++++ RAW DATA

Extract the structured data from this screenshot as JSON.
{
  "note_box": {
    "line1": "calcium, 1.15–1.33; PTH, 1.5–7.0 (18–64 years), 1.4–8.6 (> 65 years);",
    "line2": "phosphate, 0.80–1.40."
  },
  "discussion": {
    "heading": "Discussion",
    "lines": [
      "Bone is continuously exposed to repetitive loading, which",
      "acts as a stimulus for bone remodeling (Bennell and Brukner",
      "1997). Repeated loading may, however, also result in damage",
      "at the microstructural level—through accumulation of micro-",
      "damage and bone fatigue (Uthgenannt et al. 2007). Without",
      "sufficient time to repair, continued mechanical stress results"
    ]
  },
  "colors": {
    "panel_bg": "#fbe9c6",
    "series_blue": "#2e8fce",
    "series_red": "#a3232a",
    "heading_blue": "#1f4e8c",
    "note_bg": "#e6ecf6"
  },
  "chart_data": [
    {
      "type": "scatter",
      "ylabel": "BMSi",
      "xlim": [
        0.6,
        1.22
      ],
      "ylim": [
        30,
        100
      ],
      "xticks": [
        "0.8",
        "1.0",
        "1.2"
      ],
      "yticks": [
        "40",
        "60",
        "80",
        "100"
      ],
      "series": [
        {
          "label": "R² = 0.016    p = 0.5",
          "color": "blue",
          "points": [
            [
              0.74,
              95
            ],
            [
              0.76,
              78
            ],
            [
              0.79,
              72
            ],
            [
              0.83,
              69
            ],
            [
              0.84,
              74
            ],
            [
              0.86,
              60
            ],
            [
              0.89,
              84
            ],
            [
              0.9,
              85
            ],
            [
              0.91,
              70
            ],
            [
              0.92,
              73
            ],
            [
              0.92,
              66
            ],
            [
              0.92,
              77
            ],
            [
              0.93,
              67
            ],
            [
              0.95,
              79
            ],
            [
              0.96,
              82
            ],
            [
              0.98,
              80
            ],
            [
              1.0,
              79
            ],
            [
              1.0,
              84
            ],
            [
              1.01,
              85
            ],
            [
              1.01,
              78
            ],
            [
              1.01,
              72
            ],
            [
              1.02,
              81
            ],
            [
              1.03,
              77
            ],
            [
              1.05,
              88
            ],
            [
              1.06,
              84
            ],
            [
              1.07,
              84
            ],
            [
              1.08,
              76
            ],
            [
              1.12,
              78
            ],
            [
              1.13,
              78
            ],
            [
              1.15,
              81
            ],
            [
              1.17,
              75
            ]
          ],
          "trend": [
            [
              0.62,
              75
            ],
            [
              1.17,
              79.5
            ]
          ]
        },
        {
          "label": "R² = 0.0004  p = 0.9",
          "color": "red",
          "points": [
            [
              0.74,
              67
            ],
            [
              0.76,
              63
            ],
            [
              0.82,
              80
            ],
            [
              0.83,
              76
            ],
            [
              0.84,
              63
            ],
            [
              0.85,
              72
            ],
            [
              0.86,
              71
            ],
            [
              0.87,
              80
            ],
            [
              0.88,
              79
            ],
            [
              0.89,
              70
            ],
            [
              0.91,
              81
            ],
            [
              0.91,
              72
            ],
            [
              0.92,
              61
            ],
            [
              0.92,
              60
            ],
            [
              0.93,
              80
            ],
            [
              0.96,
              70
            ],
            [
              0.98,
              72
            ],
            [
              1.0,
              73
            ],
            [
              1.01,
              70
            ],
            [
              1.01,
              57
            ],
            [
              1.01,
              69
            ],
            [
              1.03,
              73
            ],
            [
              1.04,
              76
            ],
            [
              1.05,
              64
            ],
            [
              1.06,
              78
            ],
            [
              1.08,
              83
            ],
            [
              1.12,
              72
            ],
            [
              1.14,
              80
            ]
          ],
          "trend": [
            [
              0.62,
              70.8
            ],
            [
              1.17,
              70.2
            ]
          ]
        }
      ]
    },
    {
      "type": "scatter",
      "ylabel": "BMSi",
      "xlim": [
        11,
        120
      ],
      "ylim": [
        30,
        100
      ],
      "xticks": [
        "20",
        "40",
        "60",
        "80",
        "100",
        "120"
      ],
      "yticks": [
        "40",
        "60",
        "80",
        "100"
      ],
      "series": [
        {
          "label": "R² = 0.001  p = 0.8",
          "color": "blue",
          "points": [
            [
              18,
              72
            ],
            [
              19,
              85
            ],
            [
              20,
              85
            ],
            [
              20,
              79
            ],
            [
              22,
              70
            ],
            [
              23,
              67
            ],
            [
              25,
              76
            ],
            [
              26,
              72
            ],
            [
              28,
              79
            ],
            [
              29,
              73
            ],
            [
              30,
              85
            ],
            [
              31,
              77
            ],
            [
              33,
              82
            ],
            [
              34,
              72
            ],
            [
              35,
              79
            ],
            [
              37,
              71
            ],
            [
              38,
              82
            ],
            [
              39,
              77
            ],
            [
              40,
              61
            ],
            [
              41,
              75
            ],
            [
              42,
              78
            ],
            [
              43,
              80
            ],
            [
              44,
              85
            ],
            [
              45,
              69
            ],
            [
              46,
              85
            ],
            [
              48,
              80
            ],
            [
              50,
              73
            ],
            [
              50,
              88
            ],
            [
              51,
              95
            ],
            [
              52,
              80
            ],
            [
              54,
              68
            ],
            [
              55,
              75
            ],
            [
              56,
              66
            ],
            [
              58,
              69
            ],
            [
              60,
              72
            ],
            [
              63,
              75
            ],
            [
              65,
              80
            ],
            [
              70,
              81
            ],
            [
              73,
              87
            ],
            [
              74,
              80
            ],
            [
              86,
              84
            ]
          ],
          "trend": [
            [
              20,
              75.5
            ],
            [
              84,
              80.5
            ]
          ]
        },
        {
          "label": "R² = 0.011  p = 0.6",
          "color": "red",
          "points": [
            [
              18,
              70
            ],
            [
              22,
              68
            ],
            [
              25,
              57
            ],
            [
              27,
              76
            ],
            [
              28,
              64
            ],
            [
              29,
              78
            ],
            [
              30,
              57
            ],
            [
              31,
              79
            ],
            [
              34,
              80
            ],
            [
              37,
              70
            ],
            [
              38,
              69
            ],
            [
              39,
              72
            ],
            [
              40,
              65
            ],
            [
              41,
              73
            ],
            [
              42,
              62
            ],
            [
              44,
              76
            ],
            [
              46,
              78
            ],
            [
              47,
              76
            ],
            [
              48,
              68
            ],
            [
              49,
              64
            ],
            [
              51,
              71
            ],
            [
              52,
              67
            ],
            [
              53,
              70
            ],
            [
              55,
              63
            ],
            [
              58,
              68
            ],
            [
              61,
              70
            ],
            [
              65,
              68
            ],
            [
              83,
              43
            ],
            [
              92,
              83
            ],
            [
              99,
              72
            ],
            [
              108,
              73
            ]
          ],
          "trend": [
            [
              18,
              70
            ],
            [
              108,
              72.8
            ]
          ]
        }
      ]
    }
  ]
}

++++++++

> [WHAT YOU SHOULD DO]:
Write out every line from the records above, word for word.

> [WRITTEN REPLY]:
Extract the structured data from this screenshot as JSON.
{
  "note_box": {
    "line1": "calcium, 1.15–1.33; PTH, 1.5–7.0 (18–64 years), 1.4–8.6 (> 65 years);",
    "line2": "phosphate, 0.80–1.40."
  },
  "discussion": {
    "heading": "Discussion",
    "lines": [
      "Bone is continuously exposed to repetitive loading, which",
      "acts as a stimulus for bone remodeling (Bennell and Brukner",
      "1997). Repeated loading may, however, also result in damage",
      "at the microstructural level—through accumulation of micro-",
      "damage and bone fatigue (Uthgenannt et al. 2007). Without",
      "sufficient time to repair, continued mechanical stress results"
    ]
  },
  "colors": {
    "panel_bg": "#fbe9c6",
    "series_blue": "#2e8fce",
    "series_red": "#a3232a",
    "heading_blue": "#1f4e8c",
    "note_bg": "#e6ecf6"
  },
  "chart_data": [
    {
      "type": "scatter",
      "ylabel": "BMSi",
      "xlim": [
        0.6,
        1.22
      ],
      "ylim": [
        30,
        100
      ],
      "xticks": [
        "0.8",
        "1.0",
        "1.2"
      ],
      "yticks": [
        "40",
        "60",
        "80",
        "100"
      ],
      "series": [
        {
          "label": "R² = 0.016    p = 0.5",
          "color": "blue",
          "points": [
            [
              0.74,
              95
            ],
            [
              0.76,
              78
            ],
            [
              0.79,
              72
            ],
            [
              0.83,
              69
            ],
            [
              0.84,
              74
            ],
            [
              0.86,
              60
            ],
            [
              0.89,
              84
            ],
            [
              0.9,
              85
            ],
            [
              0.91,
              70
            ],
            [
              0.92,
              73
            ],
            [
              0.92,
              66
            ],
            [
              0.92,
              77
            ],
            [
              0.93,
              67
            ],
            [
              0.95,
              79
            ],
            [
              0.96,
              82
            ],
            [
              0.98,
              80
            ],
            [
              1.0,
              79
            ],
            [
              1.0,
              84
            ],
            [
              1.01,
              85
            ],
            [
              1.01,
              78
            ],
            [
              1.01,
              72
            ],
            [
              1.02,
              81
            ],
            [
              1.03,
              77
            ],
            [
              1.05,
              88
            ],
            [
              1.06,
              84
            ],
            [
              1.07,
              84
            ],
            [
              1.08,
              76
            ],
            [
              1.12,
              78
            ],
            [
              1.13,
              78
            ],
            [
              1.15,
              81
            ],
            [
              1.17,
              75
            ]
          ],
          "trend": [
            [
              0.62,
              75
            ],
            [
              1.17,
              79.5
            ]
          ]
        },
        {
          "label": "R² = 0.0004  p = 0.9",
          "color": "red",
          "points": [
            [
              0.74,
              67
            ],
            [
              0.76,
              63
            ],
            [
              0.82,
              80
            ],
            [
              0.83,
              76
            ],
            [
              0.84,
              63
            ],
            [
              0.85,
              72
            ],
            [
              0.86,
              71
            ],
            [
              0.87,
              80
            ],
            [
              0.88,
              79
            ],
            [
              0.89,
              70
            ],
            [
              0.91,
              81
            ],
            [
              0.91,
              72
            ],
            [
              0.92,
              61
            ],
            [
              0.92,
              60
            ],
            [
              0.93,
              80
            ],
            [
              0.96,
              70
            ],
            [
              0.98,
              72
            ],
            [
              1.0,
              73
            ],
            [
              1.01,
              70
            ],
            [
              1.01,
              57
            ],
            [
              1.01,
              69
            ],
            [
              1.03,
              73
            ],
            [
              1.04,
              76
            ],
            [
              1.05,
              64
            ],
            [
              1.06,
              78
            ],
            [
              1.08,
              83
            ],
            [
              1.12,
              72
            ],
            [
              1.14,
              80
            ]
          ],
          "trend": [
            [
              0.62,
              70.8
            ],
            [
              1.17,
              70.2
            ]
          ]
        }
      ]
    },
    {
      "type": "scatter",
      "ylabel": "BMSi",
      "xlim": [
        11,
        120
      ],
      "ylim": [
        30,
        100
      ],
      "xticks": [
        "20",
        "40",
        "60",
        "80",
        "100",
        "120"
      ],
      "yticks": [
        "40",
        "60",
        "80",
        "100"
      ],
      "series": [
        {
          "label": "R² = 0.001  p = 0.8",
          "color": "blue",
          "points": [
            [
              18,
              72
            ],
            [
              19,
              85
            ],
            [
              20,
              85
            ],
            [
              20,
              79
            ],
            [
              22,
              70
            ],
            [
              23,
              67
            ],
            [
              25,
              76
            ],
            [
              26,
              72
            ],
            [
              28,
              79
            ],
            [
              29,
              73
            ],
            [
              30,
              85
            ],
            [
              31,
              77
            ],
            [
              33,
              82
            ],
            [
              34,
              72
            ],
            [
              35,
              79
            ],
            [
              37,
              71
            ],
            [
              38,
              82
            ],
            [
              39,
              77
            ],
            [
              40,
              61
            ],
            [
              41,
              75
            ],
            [
              42,
              78
            ],
            [
              43,
              80
            ],
            [
              44,
              85
            ],
            [
              45,
              69
            ],
            [
              46,
              85
            ],
            [
              48,
              80
            ],
            [
              50,
              73
            ],
            [
              50,
              88
            ],
            [
              51,
              95
            ],
            [
              52,
              80
            ],
            [
              54,
              68
            ],
            [
              55,
              75
            ],
            [
              56,
              66
            ],
            [
              58,
              69
            ],
            [
              60,
              72
            ],
            [
              63,
              75
            ],
            [
              65,
              80
            ],
            [
              70,
              81
            ],
            [
              73,
              87
            ],
            [
              74,
              80
            ],
            [
              86,
              84
            ]
          ],
          "trend": [
            [
              20,
              75.5
            ],
            [
              84,
              80.5
            ]
          ]
        },
        {
          "label": "R² = 0.011  p = 0.6",
          "color": "red",
          "points": [
            [
              18,
              70
            ],
            [
              22,
              68
            ],
            [
              25,
              57
            ],
            [
              27,
              76
            ],
            [
              28,
              64
            ],
            [
              29,
              78
            ],
            [
              30,
              57
            ],
            [
              31,
              79
            ],
            [
              34,
              80
            ],
            [
              37,
              70
            ],
            [
              38,
              69
            ],
            [
              39,
              72
            ],
            [
              40,
              65
            ],
            [
              41,
              73
            ],
            [
              42,
              62
            ],
            [
              44,
              76
            ],
            [
              46,
              78
            ],
            [
              47,
              76
            ],
            [
              48,
              68
            ],
            [
              49,
              64
            ],
            [
              51,
              71
            ],
            [
              52,
              67
            ],
            [
              53,
              70
            ],
            [
              55,
              63
            ],
            [
              58,
              68
            ],
            [
              61,
              70
            ],
            [
              65,
              68
            ],
            [
              83,
              43
            ],
            [
              92,
              83
            ],
            [
              99,
              72
            ],
            [
              108,
              73
            ]
          ],
          "trend": [
            [
              18,
              70
            ],
            [
              108,
              72.8
            ]
          ]
        }
      ]
    }
  ]
}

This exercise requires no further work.